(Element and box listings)
——
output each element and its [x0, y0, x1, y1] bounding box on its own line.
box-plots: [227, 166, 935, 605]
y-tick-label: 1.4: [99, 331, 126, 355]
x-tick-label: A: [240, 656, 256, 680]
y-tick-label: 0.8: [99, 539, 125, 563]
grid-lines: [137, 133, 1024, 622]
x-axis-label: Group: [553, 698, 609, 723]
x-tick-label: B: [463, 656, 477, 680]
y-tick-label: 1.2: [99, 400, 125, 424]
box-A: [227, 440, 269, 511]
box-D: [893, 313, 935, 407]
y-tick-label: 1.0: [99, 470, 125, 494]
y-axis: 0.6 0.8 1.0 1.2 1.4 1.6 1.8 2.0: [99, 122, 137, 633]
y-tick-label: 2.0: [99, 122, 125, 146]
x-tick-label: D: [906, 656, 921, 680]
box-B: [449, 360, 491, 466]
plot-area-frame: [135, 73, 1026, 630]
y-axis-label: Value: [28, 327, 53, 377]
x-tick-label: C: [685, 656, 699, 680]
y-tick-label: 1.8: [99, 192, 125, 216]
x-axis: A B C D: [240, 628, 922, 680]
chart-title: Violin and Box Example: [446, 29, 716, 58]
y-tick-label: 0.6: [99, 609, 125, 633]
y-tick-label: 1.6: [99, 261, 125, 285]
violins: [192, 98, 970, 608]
——
Exercise aim: Please copy every line above word for word.

Solution for this problem:
output each element and its [x0, y0, x1, y1] bounding box on its own line.
box-plots: [227, 166, 935, 605]
y-tick-label: 1.4: [99, 331, 126, 355]
x-tick-label: A: [240, 656, 256, 680]
y-tick-label: 0.8: [99, 539, 125, 563]
grid-lines: [137, 133, 1024, 622]
x-axis-label: Group: [553, 698, 609, 723]
x-tick-label: B: [463, 656, 477, 680]
y-tick-label: 1.2: [99, 400, 125, 424]
box-A: [227, 440, 269, 511]
box-D: [893, 313, 935, 407]
y-tick-label: 1.0: [99, 470, 125, 494]
y-axis: 0.6 0.8 1.0 1.2 1.4 1.6 1.8 2.0: [99, 122, 137, 633]
y-tick-label: 2.0: [99, 122, 125, 146]
x-tick-label: D: [906, 656, 921, 680]
box-B: [449, 360, 491, 466]
plot-area-frame: [135, 73, 1026, 630]
y-axis-label: Value: [28, 327, 53, 377]
x-tick-label: C: [685, 656, 699, 680]
y-tick-label: 1.8: [99, 192, 125, 216]
x-axis: A B C D: [240, 628, 922, 680]
chart-title: Violin and Box Example: [446, 29, 716, 58]
y-tick-label: 0.6: [99, 609, 125, 633]
y-tick-label: 1.6: [99, 261, 125, 285]
violins: [192, 98, 970, 608]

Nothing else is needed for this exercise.